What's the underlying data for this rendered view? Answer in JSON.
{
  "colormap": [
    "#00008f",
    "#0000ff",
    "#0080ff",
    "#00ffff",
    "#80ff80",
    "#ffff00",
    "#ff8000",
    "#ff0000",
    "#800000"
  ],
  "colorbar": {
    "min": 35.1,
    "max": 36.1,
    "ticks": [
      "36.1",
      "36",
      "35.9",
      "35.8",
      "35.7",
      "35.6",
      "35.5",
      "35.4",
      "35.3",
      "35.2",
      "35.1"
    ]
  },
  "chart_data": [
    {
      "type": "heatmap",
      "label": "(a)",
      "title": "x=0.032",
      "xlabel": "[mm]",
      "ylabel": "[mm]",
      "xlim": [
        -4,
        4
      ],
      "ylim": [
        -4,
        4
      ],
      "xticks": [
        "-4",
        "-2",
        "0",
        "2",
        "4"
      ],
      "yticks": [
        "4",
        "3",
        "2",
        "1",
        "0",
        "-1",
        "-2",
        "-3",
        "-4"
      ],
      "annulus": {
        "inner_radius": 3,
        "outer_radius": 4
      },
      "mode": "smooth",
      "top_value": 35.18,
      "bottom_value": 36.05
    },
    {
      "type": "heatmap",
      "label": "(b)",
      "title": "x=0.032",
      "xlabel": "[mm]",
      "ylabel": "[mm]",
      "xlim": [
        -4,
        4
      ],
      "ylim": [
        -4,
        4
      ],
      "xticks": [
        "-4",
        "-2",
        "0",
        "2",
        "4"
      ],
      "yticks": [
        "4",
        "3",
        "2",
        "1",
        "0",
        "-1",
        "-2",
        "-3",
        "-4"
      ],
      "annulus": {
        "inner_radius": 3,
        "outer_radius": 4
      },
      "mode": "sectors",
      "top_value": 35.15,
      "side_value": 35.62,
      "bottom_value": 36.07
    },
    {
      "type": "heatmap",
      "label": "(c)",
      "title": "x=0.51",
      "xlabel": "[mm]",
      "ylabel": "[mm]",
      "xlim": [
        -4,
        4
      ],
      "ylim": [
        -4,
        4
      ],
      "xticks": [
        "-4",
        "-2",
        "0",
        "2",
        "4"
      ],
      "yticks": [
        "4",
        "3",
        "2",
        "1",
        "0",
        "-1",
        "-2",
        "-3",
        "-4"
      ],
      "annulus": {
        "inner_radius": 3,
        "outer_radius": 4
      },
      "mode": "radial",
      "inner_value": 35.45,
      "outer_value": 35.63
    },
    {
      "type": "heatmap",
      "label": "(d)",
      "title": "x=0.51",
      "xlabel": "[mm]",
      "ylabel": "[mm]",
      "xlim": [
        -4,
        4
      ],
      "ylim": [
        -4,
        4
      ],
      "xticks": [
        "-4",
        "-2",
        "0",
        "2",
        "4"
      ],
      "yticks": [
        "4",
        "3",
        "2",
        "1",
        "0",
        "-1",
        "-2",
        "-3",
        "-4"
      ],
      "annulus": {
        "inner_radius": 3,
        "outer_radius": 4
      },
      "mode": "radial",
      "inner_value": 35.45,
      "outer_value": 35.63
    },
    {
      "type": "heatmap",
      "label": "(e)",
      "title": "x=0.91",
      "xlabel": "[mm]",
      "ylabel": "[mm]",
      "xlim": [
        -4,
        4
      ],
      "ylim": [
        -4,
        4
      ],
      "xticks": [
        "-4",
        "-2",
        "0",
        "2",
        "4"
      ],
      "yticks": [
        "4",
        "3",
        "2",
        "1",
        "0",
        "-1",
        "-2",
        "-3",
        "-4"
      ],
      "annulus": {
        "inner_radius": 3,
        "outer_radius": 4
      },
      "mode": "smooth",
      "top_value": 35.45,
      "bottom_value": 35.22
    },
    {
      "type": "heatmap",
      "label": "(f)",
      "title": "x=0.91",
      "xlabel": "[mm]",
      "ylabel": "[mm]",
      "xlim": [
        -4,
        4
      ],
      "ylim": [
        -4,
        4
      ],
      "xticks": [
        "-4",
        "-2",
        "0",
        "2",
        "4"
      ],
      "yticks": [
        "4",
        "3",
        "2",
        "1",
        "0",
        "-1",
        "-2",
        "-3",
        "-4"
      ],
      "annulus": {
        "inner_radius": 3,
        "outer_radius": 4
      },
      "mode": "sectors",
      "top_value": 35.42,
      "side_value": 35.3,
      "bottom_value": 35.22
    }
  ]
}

* [Short problem]:
Repeat the material above in full, quoting it exactly.

* [Finished answer]:
What's the underlying data for this rendered view? Answer in JSON.
{
  "colormap": [
    "#00008f",
    "#0000ff",
    "#0080ff",
    "#00ffff",
    "#80ff80",
    "#ffff00",
    "#ff8000",
    "#ff0000",
    "#800000"
  ],
  "colorbar": {
    "min": 35.1,
    "max": 36.1,
    "ticks": [
      "36.1",
      "36",
      "35.9",
      "35.8",
      "35.7",
      "35.6",
      "35.5",
      "35.4",
      "35.3",
      "35.2",
      "35.1"
    ]
  },
  "chart_data": [
    {
      "type": "heatmap",
      "label": "(a)",
      "title": "x=0.032",
      "xlabel": "[mm]",
      "ylabel": "[mm]",
      "xlim": [
        -4,
        4
      ],
      "ylim": [
        -4,
        4
      ],
      "xticks": [
        "-4",
        "-2",
        "0",
        "2",
        "4"
      ],
      "yticks": [
        "4",
        "3",
        "2",
        "1",
        "0",
        "-1",
        "-2",
        "-3",
        "-4"
      ],
      "annulus": {
        "inner_radius": 3,
        "outer_radius": 4
      },
      "mode": "smooth",
      "top_value": 35.18,
      "bottom_value": 36.05
    },
    {
      "type": "heatmap",
      "label": "(b)",
      "title": "x=0.032",
      "xlabel": "[mm]",
      "ylabel": "[mm]",
      "xlim": [
        -4,
        4
      ],
      "ylim": [
        -4,
        4
      ],
      "xticks": [
        "-4",
        "-2",
        "0",
        "2",
        "4"
      ],
      "yticks": [
        "4",
        "3",
        "2",
        "1",
        "0",
        "-1",
        "-2",
        "-3",
        "-4"
      ],
      "annulus": {
        "inner_radius": 3,
        "outer_radius": 4
      },
      "mode": "sectors",
      "top_value": 35.15,
      "side_value": 35.62,
      "bottom_value": 36.07
    },
    {
      "type": "heatmap",
      "label": "(c)",
      "title": "x=0.51",
      "xlabel": "[mm]",
      "ylabel": "[mm]",
      "xlim": [
        -4,
        4
      ],
      "ylim": [
        -4,
        4
      ],
      "xticks": [
        "-4",
        "-2",
        "0",
        "2",
        "4"
      ],
      "yticks": [
        "4",
        "3",
        "2",
        "1",
        "0",
        "-1",
        "-2",
        "-3",
        "-4"
      ],
      "annulus": {
        "inner_radius": 3,
        "outer_radius": 4
      },
      "mode": "radial",
      "inner_value": 35.45,
      "outer_value": 35.63
    },
    {
      "type": "heatmap",
      "label": "(d)",
      "title": "x=0.51",
      "xlabel": "[mm]",
      "ylabel": "[mm]",
      "xlim": [
        -4,
        4
      ],
      "ylim": [
        -4,
        4
      ],
      "xticks": [
        "-4",
        "-2",
        "0",
        "2",
        "4"
      ],
      "yticks": [
        "4",
        "3",
        "2",
        "1",
        "0",
        "-1",
        "-2",
        "-3",
        "-4"
      ],
      "annulus": {
        "inner_radius": 3,
        "outer_radius": 4
      },
      "mode": "radial",
      "inner_value": 35.45,
      "outer_value": 35.63
    },
    {
      "type": "heatmap",
      "label": "(e)",
      "title": "x=0.91",
      "xlabel": "[mm]",
      "ylabel": "[mm]",
      "xlim": [
        -4,
        4
      ],
      "ylim": [
        -4,
        4
      ],
      "xticks": [
        "-4",
        "-2",
        "0",
        "2",
        "4"
      ],
      "yticks": [
        "4",
        "3",
        "2",
        "1",
        "0",
        "-1",
        "-2",
        "-3",
        "-4"
      ],
      "annulus": {
        "inner_radius": 3,
        "outer_radius": 4
      },
      "mode": "smooth",
      "top_value": 35.45,
      "bottom_value": 35.22
    },
    {
      "type": "heatmap",
      "label": "(f)",
      "title": "x=0.91",
      "xlabel": "[mm]",
      "ylabel": "[mm]",
      "xlim": [
        -4,
        4
      ],
      "ylim": [
        -4,
        4
      ],
      "xticks": [
        "-4",
        "-2",
        "0",
        "2",
        "4"
      ],
      "yticks": [
        "4",
        "3",
        "2",
        "1",
        "0",
        "-1",
        "-2",
        "-3",
        "-4"
      ],
      "annulus": {
        "inner_radius": 3,
        "outer_radius": 4
      },
      "mode": "sectors",
      "top_value": 35.42,
      "side_value": 35.3,
      "bottom_value": 35.22
    }
  ]
}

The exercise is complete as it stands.